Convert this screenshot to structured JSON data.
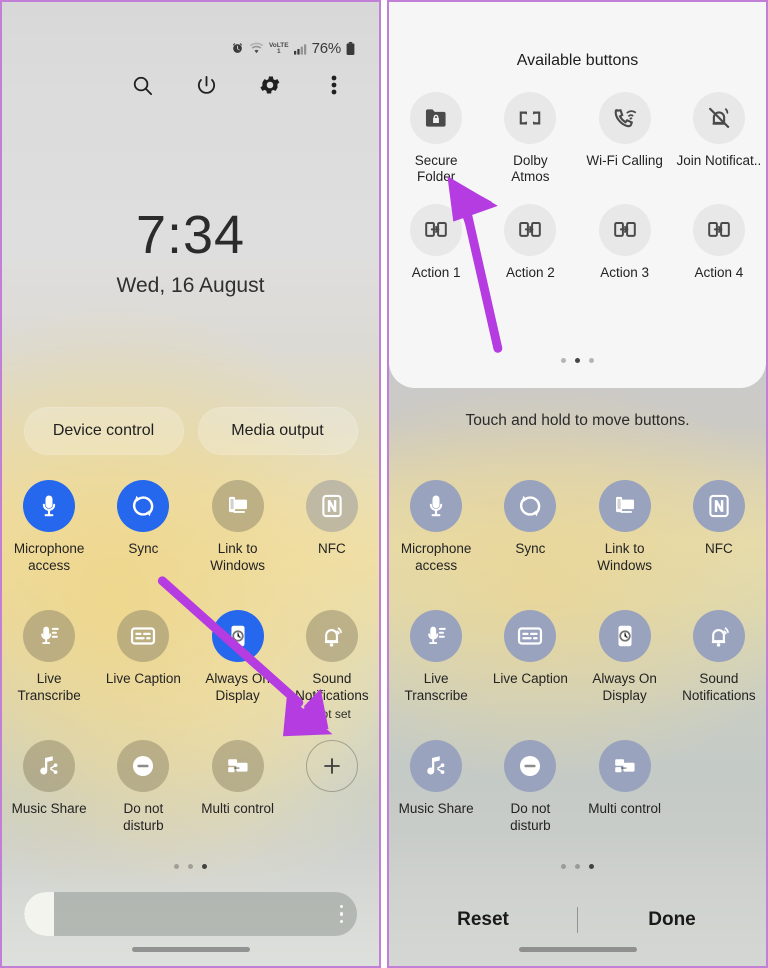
{
  "accent_purple": "#b43ce0",
  "accent_blue": "#2567ed",
  "panel_border": "#c27fd6",
  "left_phone": {
    "status_bar": {
      "alarm_icon": "alarm-icon",
      "wifi_icon": "wifi-icon",
      "volte_line1": "VoLTE",
      "volte_line2": "1",
      "signal_icon": "signal-bars-icon",
      "battery_text": "76%",
      "battery_icon": "battery-icon"
    },
    "header_buttons": [
      {
        "name": "search-icon",
        "label": "Search"
      },
      {
        "name": "power-icon",
        "label": "Power"
      },
      {
        "name": "gear-icon",
        "label": "Settings"
      },
      {
        "name": "more-options-icon",
        "label": "More options"
      }
    ],
    "clock": {
      "time": "7:34",
      "date": "Wed, 16 August"
    },
    "chips": [
      {
        "label": "Device control"
      },
      {
        "label": "Media output"
      }
    ],
    "tiles_row1": [
      {
        "label": "Microphone\naccess",
        "icon": "microphone-icon",
        "state": "on"
      },
      {
        "label": "Sync",
        "icon": "sync-icon",
        "state": "on"
      },
      {
        "label": "Link to\nWindows",
        "icon": "link-to-windows-icon",
        "state": "off"
      },
      {
        "label": "NFC",
        "icon": "nfc-icon",
        "state": "offg"
      }
    ],
    "tiles_row2": [
      {
        "label": "Live\nTranscribe",
        "icon": "live-transcribe-icon",
        "state": "off"
      },
      {
        "label": "Live Caption",
        "icon": "live-caption-icon",
        "state": "off"
      },
      {
        "label": "Always On\nDisplay",
        "icon": "always-on-display-icon",
        "state": "on"
      },
      {
        "label": "Sound\nNotifications",
        "sub": "Not set",
        "icon": "sound-notifications-icon",
        "state": "off"
      }
    ],
    "tiles_row3": [
      {
        "label": "Music Share",
        "icon": "music-share-icon",
        "state": "off"
      },
      {
        "label": "Do not\ndisturb",
        "icon": "do-not-disturb-icon",
        "state": "off"
      },
      {
        "label": "Multi control",
        "icon": "multi-control-icon",
        "state": "off"
      },
      {
        "label": "",
        "icon": "add-button-icon",
        "state": "plus"
      }
    ],
    "page_dots": {
      "count": 3,
      "active_index": 2
    },
    "brightness": {
      "value_pct": 9
    }
  },
  "right_phone": {
    "available_title": "Available buttons",
    "available_row1": [
      {
        "label": "Secure\nFolder",
        "icon": "secure-folder-icon"
      },
      {
        "label": "Dolby\nAtmos",
        "icon": "dolby-atmos-icon"
      },
      {
        "label": "Wi-Fi Calling",
        "icon": "wifi-calling-icon"
      },
      {
        "label": "Join Notificat..",
        "icon": "join-notifications-icon"
      }
    ],
    "available_row2": [
      {
        "label": "Action 1",
        "icon": "action-icon"
      },
      {
        "label": "Action 2",
        "icon": "action-icon"
      },
      {
        "label": "Action 3",
        "icon": "action-icon"
      },
      {
        "label": "Action 4",
        "icon": "action-icon"
      }
    ],
    "available_dots": {
      "count": 3,
      "active_index": 1
    },
    "hold_hint": "Touch and hold to move buttons.",
    "tiles_row1": [
      {
        "label": "Microphone\naccess",
        "icon": "microphone-icon"
      },
      {
        "label": "Sync",
        "icon": "sync-icon"
      },
      {
        "label": "Link to\nWindows",
        "icon": "link-to-windows-icon"
      },
      {
        "label": "NFC",
        "icon": "nfc-icon"
      }
    ],
    "tiles_row2": [
      {
        "label": "Live\nTranscribe",
        "icon": "live-transcribe-icon"
      },
      {
        "label": "Live Caption",
        "icon": "live-caption-icon"
      },
      {
        "label": "Always On\nDisplay",
        "icon": "always-on-display-icon"
      },
      {
        "label": "Sound\nNotifications",
        "icon": "sound-notifications-icon"
      }
    ],
    "tiles_row3": [
      {
        "label": "Music Share",
        "icon": "music-share-icon"
      },
      {
        "label": "Do not\ndisturb",
        "icon": "do-not-disturb-icon"
      },
      {
        "label": "Multi control",
        "icon": "multi-control-icon"
      }
    ],
    "page_dots": {
      "count": 3,
      "active_index": 2
    },
    "reset_label": "Reset",
    "done_label": "Done"
  },
  "annotations": [
    {
      "name": "arrow-to-add-button",
      "color": "#b43ce0",
      "panel": "left"
    },
    {
      "name": "arrow-to-secure-folder",
      "color": "#b43ce0",
      "panel": "right"
    }
  ]
}
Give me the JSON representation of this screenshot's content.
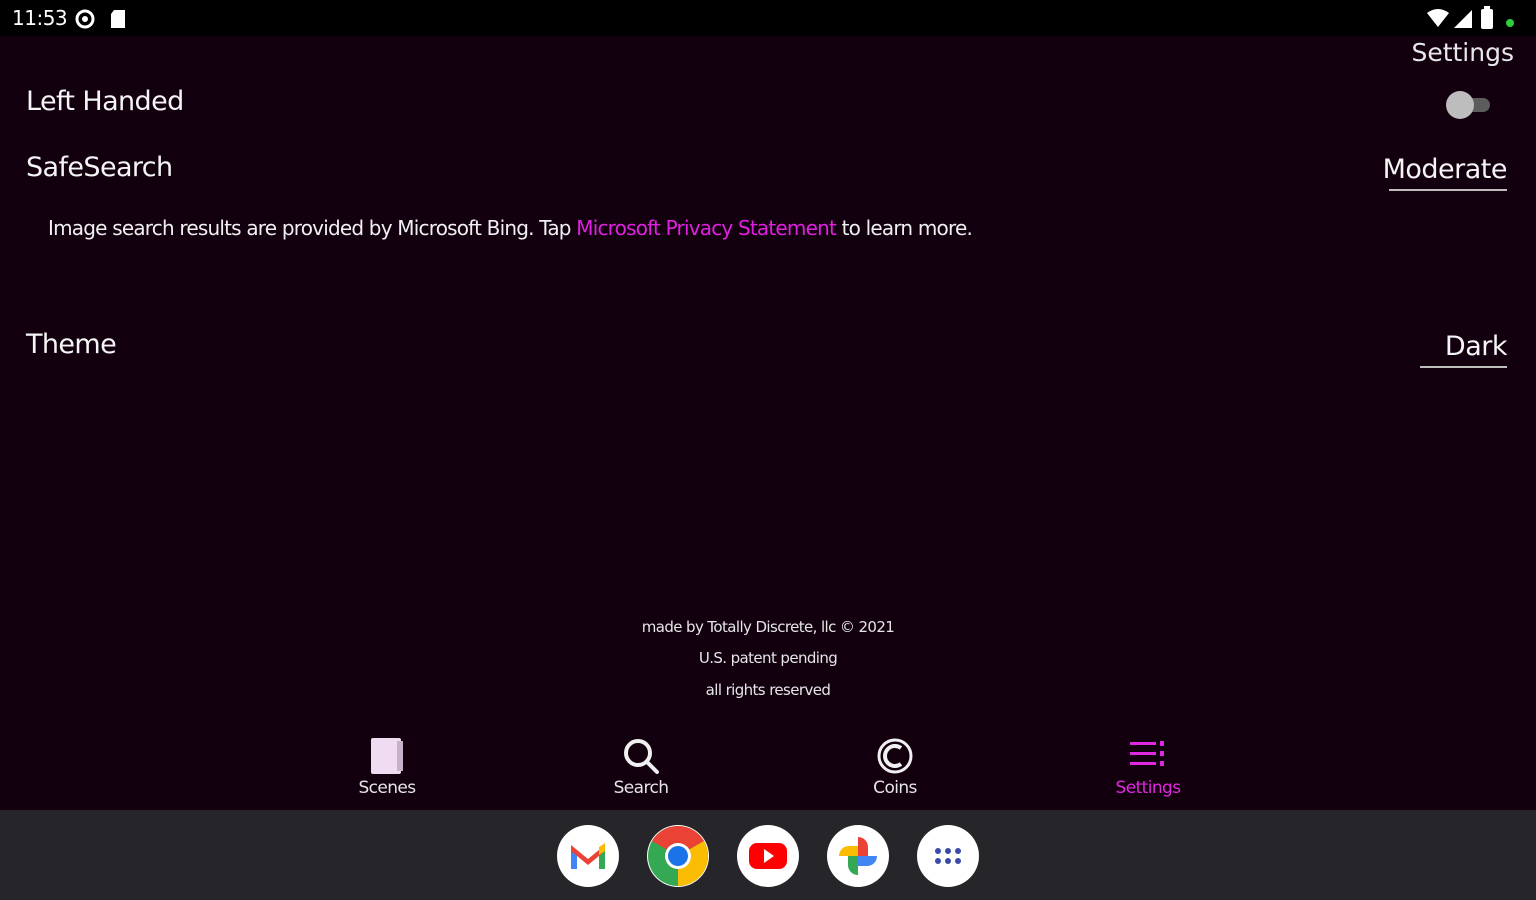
{
  "status_bar": {
    "time": "11:53",
    "left_icons": [
      "data-saver-icon",
      "sd-card-icon"
    ],
    "right_icons": [
      "wifi-icon",
      "cellular-signal-icon",
      "battery-icon",
      "privacy-dot-icon"
    ]
  },
  "header": {
    "title": "Settings"
  },
  "settings": {
    "left_handed": {
      "label": "Left Handed",
      "enabled": false
    },
    "safesearch": {
      "label": "SafeSearch",
      "value": "Moderate"
    },
    "notice": {
      "prefix": "Image search results are provided by Microsoft Bing. Tap ",
      "link": "Microsoft Privacy Statement",
      "suffix": " to learn more."
    },
    "theme": {
      "label": "Theme",
      "value": "Dark"
    }
  },
  "footer": {
    "line1": "made by Totally Discrete, llc © 2021",
    "line2": "U.S. patent pending",
    "line3": "all rights reserved"
  },
  "bottom_nav": {
    "items": [
      {
        "label": "Scenes",
        "icon": "scenes-icon"
      },
      {
        "label": "Search",
        "icon": "search-icon"
      },
      {
        "label": "Coins",
        "icon": "coins-icon"
      },
      {
        "label": "Settings",
        "icon": "settings-menu-icon"
      }
    ],
    "active": "Settings"
  },
  "dock": {
    "apps": [
      "Gmail",
      "Chrome",
      "YouTube",
      "Photos",
      "App drawer"
    ]
  },
  "colors": {
    "background": "#12000f",
    "accent": "#e028e0",
    "status_bar": "#000000",
    "taskbar": "#26262a"
  }
}
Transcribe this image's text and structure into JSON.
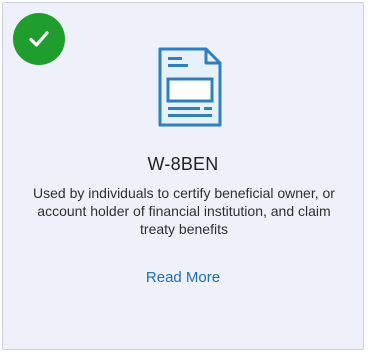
{
  "card": {
    "selected": true,
    "icon": "document-icon",
    "badge_icon": "check-icon",
    "title": "W-8BEN",
    "description": "Used by individuals to certify beneficial owner, or account holder of financial institution, and claim treaty benefits",
    "link_label": "Read More"
  },
  "colors": {
    "card_background": "#eef1fa",
    "badge_green": "#1f9d2d",
    "icon_blue": "#2f7fc0",
    "link_blue": "#1f6fb8"
  }
}
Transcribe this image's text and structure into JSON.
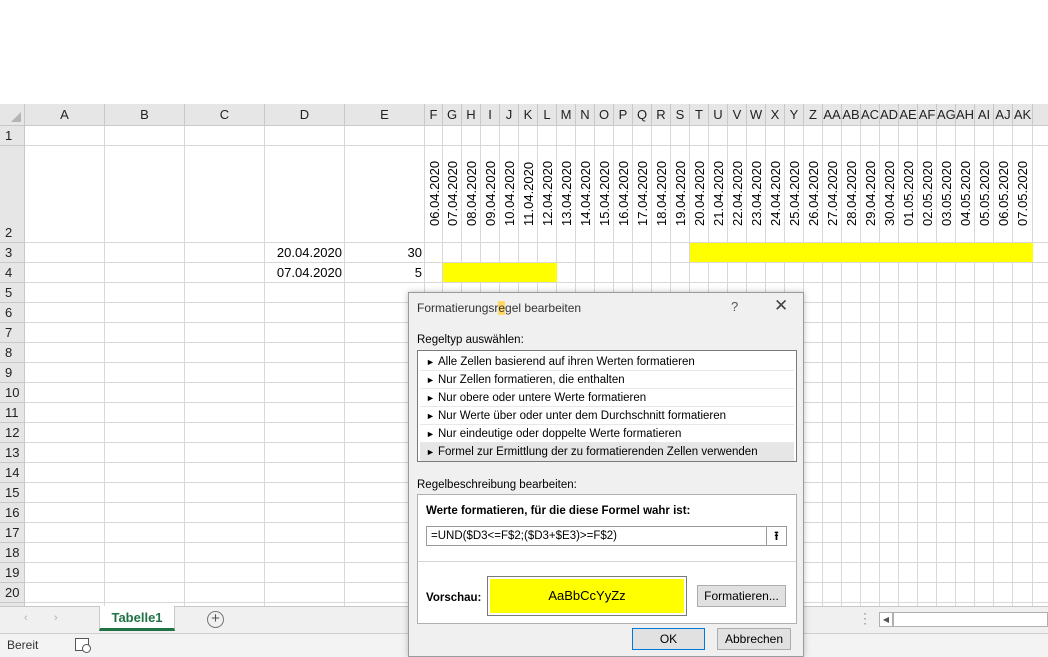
{
  "sheet": {
    "columns": [
      "A",
      "B",
      "C",
      "D",
      "E",
      "F",
      "G",
      "H",
      "I",
      "J",
      "K",
      "L",
      "M",
      "N",
      "O",
      "P",
      "Q",
      "R",
      "S",
      "T",
      "U",
      "V",
      "W",
      "X",
      "Y",
      "Z",
      "AA",
      "AB",
      "AC",
      "AD",
      "AE",
      "AF",
      "AG",
      "AH",
      "AI",
      "AJ",
      "AK"
    ],
    "rows": [
      "1",
      "2",
      "3",
      "4",
      "5",
      "6",
      "7",
      "8",
      "9",
      "10",
      "11",
      "12",
      "13",
      "14",
      "15",
      "16",
      "17",
      "18",
      "19",
      "20"
    ],
    "dates": [
      "06.04.2020",
      "07.04.2020",
      "08.04.2020",
      "09.04.2020",
      "10.04.2020",
      "11.04.2020",
      "12.04.2020",
      "13.04.2020",
      "14.04.2020",
      "15.04.2020",
      "16.04.2020",
      "17.04.2020",
      "18.04.2020",
      "19.04.2020",
      "20.04.2020",
      "21.04.2020",
      "22.04.2020",
      "23.04.2020",
      "24.04.2020",
      "25.04.2020",
      "26.04.2020",
      "27.04.2020",
      "28.04.2020",
      "29.04.2020",
      "30.04.2020",
      "01.05.2020",
      "02.05.2020",
      "03.05.2020",
      "04.05.2020",
      "05.05.2020",
      "06.05.2020",
      "07.05.2020"
    ],
    "row3": {
      "d": "20.04.2020",
      "e": "30"
    },
    "row4": {
      "d": "07.04.2020",
      "e": "5"
    },
    "highlight_color": "#ffff00"
  },
  "tabs": {
    "active_sheet": "Tabelle1",
    "prev_icon": "‹",
    "next_icon": "›",
    "add_icon": "+"
  },
  "status": {
    "ready": "Bereit"
  },
  "dialog": {
    "title_before": "Formatierungsr",
    "title_hot": "e",
    "title_after": "gel bearbeiten",
    "help": "?",
    "close": "✕",
    "rule_type_label": "Regeltyp auswählen:",
    "rule_types": [
      "Alle Zellen basierend auf ihren Werten formatieren",
      "Nur Zellen formatieren, die enthalten",
      "Nur obere oder untere Werte formatieren",
      "Nur Werte über oder unter dem Durchschnitt formatieren",
      "Nur eindeutige oder doppelte Werte formatieren",
      "Formel zur Ermittlung der zu formatierenden Zellen verwenden"
    ],
    "selected_rule_index": 5,
    "rule_desc_label": "Regelbeschreibung bearbeiten:",
    "formula_label": "Werte formatieren, für die diese Formel wahr ist:",
    "formula_value": "=UND($D3<=F$2;($D3+$E3)>=F$2)",
    "collapse_icon": "⭱",
    "preview_label": "Vorschau:",
    "preview_text": "AaBbCcYyZz",
    "format_button": "Formatieren...",
    "ok_button": "OK",
    "cancel_button": "Abbrechen"
  }
}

* * * * *

▸ **STATED EXERCISE**
Select, from the listing, all lines that include the word "options".

▸ **WORKED ANSWER**
        "name": "more-options-icon",
        "label": "More options"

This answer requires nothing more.